Figure collection entries
——
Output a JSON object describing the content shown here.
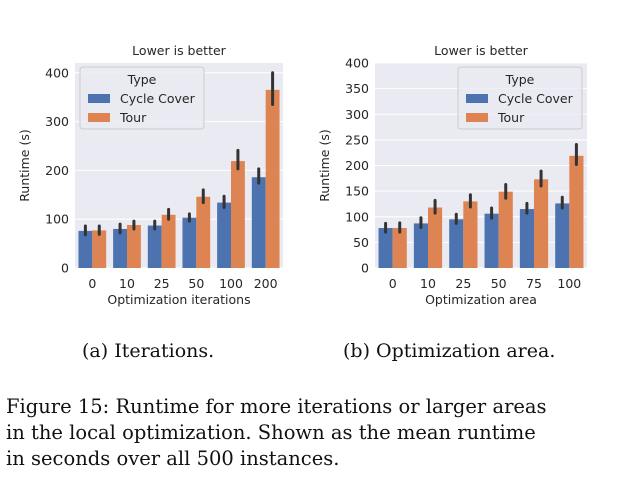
{
  "figure": {
    "sub_captions": [
      "(a) Iterations.",
      "(b) Optimization area."
    ],
    "caption_lines": [
      "Figure 15: Runtime for more iterations or larger areas",
      "in the local optimization. Shown as the mean runtime",
      "in seconds over all 500 instances."
    ]
  },
  "colors": {
    "cycle_cover": "#4c72b0",
    "tour": "#dd8452",
    "plot_bg": "#eaeaf2",
    "error_bar": "#333333"
  },
  "chart_data": [
    {
      "type": "bar",
      "title": "Lower is better",
      "xlabel": "Optimization iterations",
      "ylabel": "Runtime (s)",
      "categories": [
        "0",
        "10",
        "25",
        "50",
        "100",
        "200"
      ],
      "ylim": [
        0,
        420
      ],
      "yticks": [
        0,
        100,
        200,
        300,
        400
      ],
      "grid": true,
      "legend": {
        "title": "Type",
        "placement": "top-left"
      },
      "series": [
        {
          "name": "Cycle Cover",
          "values": [
            76,
            80,
            87,
            103,
            134,
            186
          ],
          "err_low": [
            68,
            72,
            80,
            96,
            124,
            174
          ],
          "err_high": [
            86,
            90,
            96,
            111,
            147,
            203
          ]
        },
        {
          "name": "Tour",
          "values": [
            77,
            88,
            109,
            146,
            219,
            365
          ],
          "err_low": [
            69,
            80,
            100,
            134,
            203,
            335
          ],
          "err_high": [
            86,
            96,
            120,
            160,
            241,
            400
          ]
        }
      ]
    },
    {
      "type": "bar",
      "title": "Lower is better",
      "xlabel": "Optimization area",
      "ylabel": "Runtime (s)",
      "categories": [
        "0",
        "10",
        "25",
        "50",
        "75",
        "100"
      ],
      "ylim": [
        0,
        400
      ],
      "yticks": [
        0,
        50,
        100,
        150,
        200,
        250,
        300,
        350,
        400
      ],
      "grid": true,
      "legend": {
        "title": "Type",
        "placement": "top-right"
      },
      "series": [
        {
          "name": "Cycle Cover",
          "values": [
            78,
            87,
            95,
            106,
            115,
            126
          ],
          "err_low": [
            70,
            79,
            87,
            97,
            107,
            117
          ],
          "err_high": [
            87,
            98,
            105,
            117,
            126,
            138
          ]
        },
        {
          "name": "Tour",
          "values": [
            78,
            118,
            130,
            149,
            173,
            219
          ],
          "err_low": [
            70,
            107,
            119,
            136,
            160,
            202
          ],
          "err_high": [
            88,
            132,
            143,
            163,
            189,
            241
          ]
        }
      ]
    }
  ]
}
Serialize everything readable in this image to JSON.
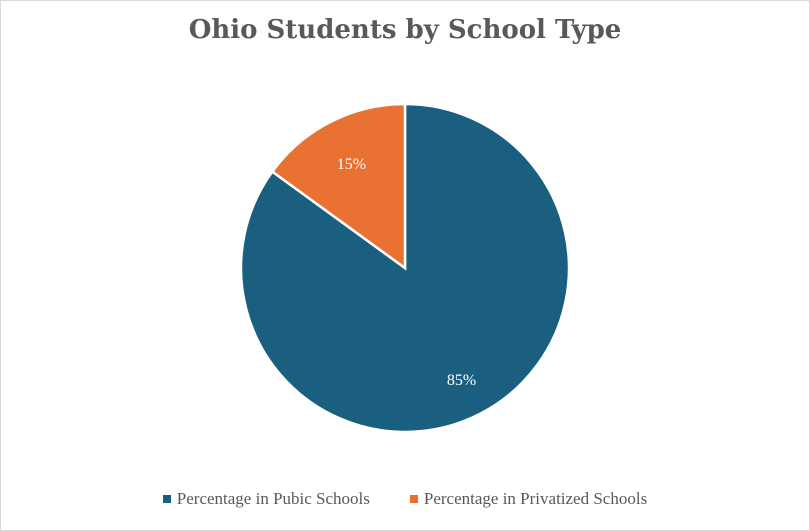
{
  "chart_data": {
    "type": "pie",
    "title": "Ohio Students by School Type",
    "categories": [
      "Percentage in Pubic Schools",
      "Percentage in Privatized Schools"
    ],
    "values": [
      85,
      15
    ],
    "labels": [
      "85%",
      "15%"
    ],
    "colors": [
      "#1a5f7f",
      "#e97132"
    ],
    "legend": "bottom",
    "start_angle_deg": 0,
    "direction": "clockwise"
  }
}
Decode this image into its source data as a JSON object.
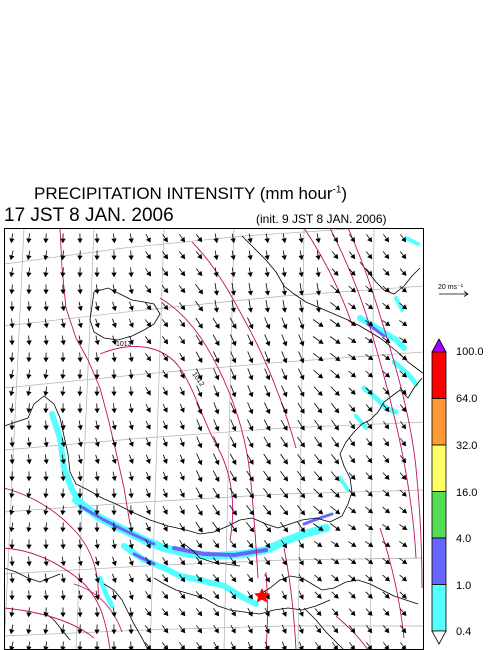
——
INSTRUCTIONS TO FOLLOW = Gather up every line from the listing above in which the word "JSON" occurs.

ANSWER TO THIS EXERCISE =
Output a JSON object describing the content shown here.
Serialize everything readable in this image to JSON.
Decode this image into its source data as a JSON object.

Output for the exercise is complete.